╭─ INFORMATION SHOWN

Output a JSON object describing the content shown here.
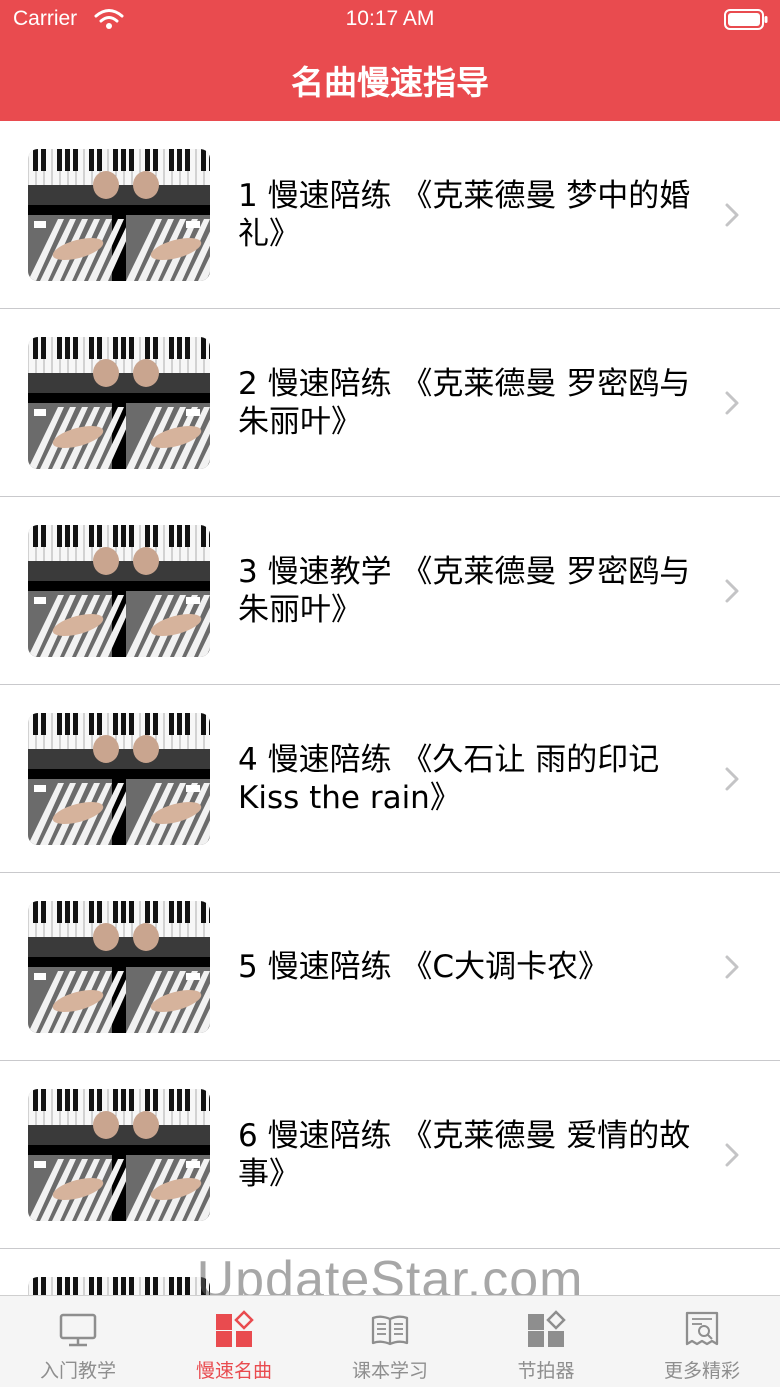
{
  "status_bar": {
    "carrier": "Carrier",
    "time": "10:17 AM"
  },
  "nav": {
    "title": "名曲慢速指导"
  },
  "items": [
    {
      "title": "1  慢速陪练 《克莱德曼 梦中的婚礼》"
    },
    {
      "title": "2  慢速陪练 《克莱德曼 罗密鸥与朱丽叶》"
    },
    {
      "title": "3  慢速教学 《克莱德曼 罗密鸥与朱丽叶》"
    },
    {
      "title": "4  慢速陪练 《久石让 雨的印记 Kiss the rain》"
    },
    {
      "title": "5  慢速陪练 《C大调卡农》"
    },
    {
      "title": "6  慢速陪练 《克莱德曼 爱情的故事》"
    },
    {
      "title": ""
    }
  ],
  "watermark": "UpdateStar.com",
  "tabs": [
    {
      "label": "入门教学",
      "icon": "monitor-icon",
      "active": false
    },
    {
      "label": "慢速名曲",
      "icon": "blocks-icon",
      "active": true
    },
    {
      "label": "课本学习",
      "icon": "open-book-icon",
      "active": false
    },
    {
      "label": "节拍器",
      "icon": "blocks-icon",
      "active": false
    },
    {
      "label": "更多精彩",
      "icon": "certificate-icon",
      "active": false
    }
  ],
  "colors": {
    "accent": "#e94b4f",
    "inactive": "#8e8e8e",
    "separator": "#c9c9cc"
  }
}
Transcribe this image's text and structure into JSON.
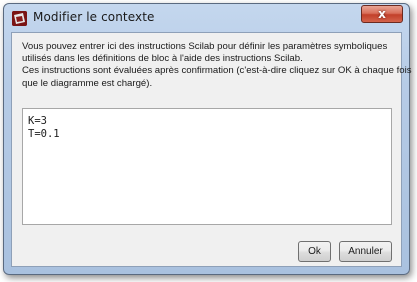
{
  "window": {
    "title": "Modifier le contexte",
    "close_label": "x",
    "app_icon": "scicos-icon"
  },
  "instructions": {
    "lines": [
      "Vous pouvez entrer ici des instructions Scilab pour définir les paramètres symboliques",
      "utilisés dans les définitions de bloc à l'aide des instructions Scilab.",
      "Ces instructions sont évaluées après confirmation (c'est-à-dire cliquez sur OK à chaque fois",
      "que le diagramme est chargé)."
    ]
  },
  "editor": {
    "content": "K=3\nT=0.1"
  },
  "buttons": {
    "ok_label": "Ok",
    "cancel_label": "Annuler"
  }
}
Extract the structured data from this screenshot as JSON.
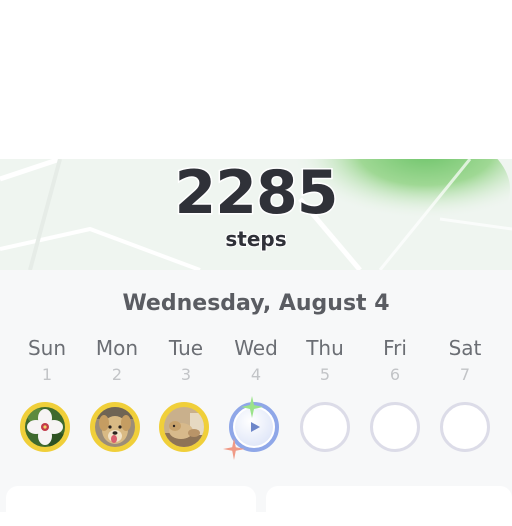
{
  "steps": {
    "count": "2285",
    "label": "steps"
  },
  "calendar": {
    "date_title": "Wednesday, August 4",
    "days": [
      {
        "name": "Sun",
        "number": "1",
        "status": "photo"
      },
      {
        "name": "Mon",
        "number": "2",
        "status": "photo"
      },
      {
        "name": "Tue",
        "number": "3",
        "status": "photo"
      },
      {
        "name": "Wed",
        "number": "4",
        "status": "today"
      },
      {
        "name": "Thu",
        "number": "5",
        "status": "empty"
      },
      {
        "name": "Fri",
        "number": "6",
        "status": "empty"
      },
      {
        "name": "Sat",
        "number": "7",
        "status": "empty"
      }
    ]
  },
  "colors": {
    "photo_ring": "#f0cf3a",
    "today_ring": "#8fa7e8",
    "empty_ring": "#dcdce8",
    "text_dark": "#2f3138"
  },
  "icons": {
    "sun": "hibiscus-flower-photo",
    "mon": "dog-photo",
    "tue": "dog-photo",
    "wed": "play-icon"
  }
}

╰─

**WHAT YOU HAVE TO DO**
Quote the preceding listing precisely and completely, omitting its images.

**SOLUTION**
Output a JSON object describing the content shown here.
{
  "status_bar": {
    "carrier": "Carrier",
    "time": "10:17 AM"
  },
  "nav": {
    "title": "名曲慢速指导"
  },
  "items": [
    {
      "title": "1  慢速陪练 《克莱德曼 梦中的婚礼》"
    },
    {
      "title": "2  慢速陪练 《克莱德曼 罗密鸥与朱丽叶》"
    },
    {
      "title": "3  慢速教学 《克莱德曼 罗密鸥与朱丽叶》"
    },
    {
      "title": "4  慢速陪练 《久石让 雨的印记 Kiss the rain》"
    },
    {
      "title": "5  慢速陪练 《C大调卡农》"
    },
    {
      "title": "6  慢速陪练 《克莱德曼 爱情的故事》"
    },
    {
      "title": ""
    }
  ],
  "watermark": "UpdateStar.com",
  "tabs": [
    {
      "label": "入门教学",
      "icon": "monitor-icon",
      "active": false
    },
    {
      "label": "慢速名曲",
      "icon": "blocks-icon",
      "active": true
    },
    {
      "label": "课本学习",
      "icon": "open-book-icon",
      "active": false
    },
    {
      "label": "节拍器",
      "icon": "blocks-icon",
      "active": false
    },
    {
      "label": "更多精彩",
      "icon": "certificate-icon",
      "active": false
    }
  ],
  "colors": {
    "accent": "#e94b4f",
    "inactive": "#8e8e8e",
    "separator": "#c9c9cc"
  }
}
Transcribe this image's text and structure into JSON.
{
  "window": {
    "title": "Modifier le contexte",
    "close_label": "x",
    "app_icon": "scicos-icon"
  },
  "instructions": {
    "lines": [
      "Vous pouvez entrer ici des instructions Scilab pour définir les paramètres symboliques",
      "utilisés dans les définitions de bloc à l'aide des instructions Scilab.",
      "Ces instructions sont évaluées après confirmation (c'est-à-dire cliquez sur OK à chaque fois",
      "que le diagramme est chargé)."
    ]
  },
  "editor": {
    "content": "K=3\nT=0.1"
  },
  "buttons": {
    "ok_label": "Ok",
    "cancel_label": "Annuler"
  }
}
Extract the structured data from this screenshot as JSON.
{
  "steps": {
    "count": "2285",
    "label": "steps"
  },
  "calendar": {
    "date_title": "Wednesday, August 4",
    "days": [
      {
        "name": "Sun",
        "number": "1",
        "status": "photo"
      },
      {
        "name": "Mon",
        "number": "2",
        "status": "photo"
      },
      {
        "name": "Tue",
        "number": "3",
        "status": "photo"
      },
      {
        "name": "Wed",
        "number": "4",
        "status": "today"
      },
      {
        "name": "Thu",
        "number": "5",
        "status": "empty"
      },
      {
        "name": "Fri",
        "number": "6",
        "status": "empty"
      },
      {
        "name": "Sat",
        "number": "7",
        "status": "empty"
      }
    ]
  },
  "colors": {
    "photo_ring": "#f0cf3a",
    "today_ring": "#8fa7e8",
    "empty_ring": "#dcdce8",
    "text_dark": "#2f3138"
  },
  "icons": {
    "sun": "hibiscus-flower-photo",
    "mon": "dog-photo",
    "tue": "dog-photo",
    "wed": "play-icon"
  }
}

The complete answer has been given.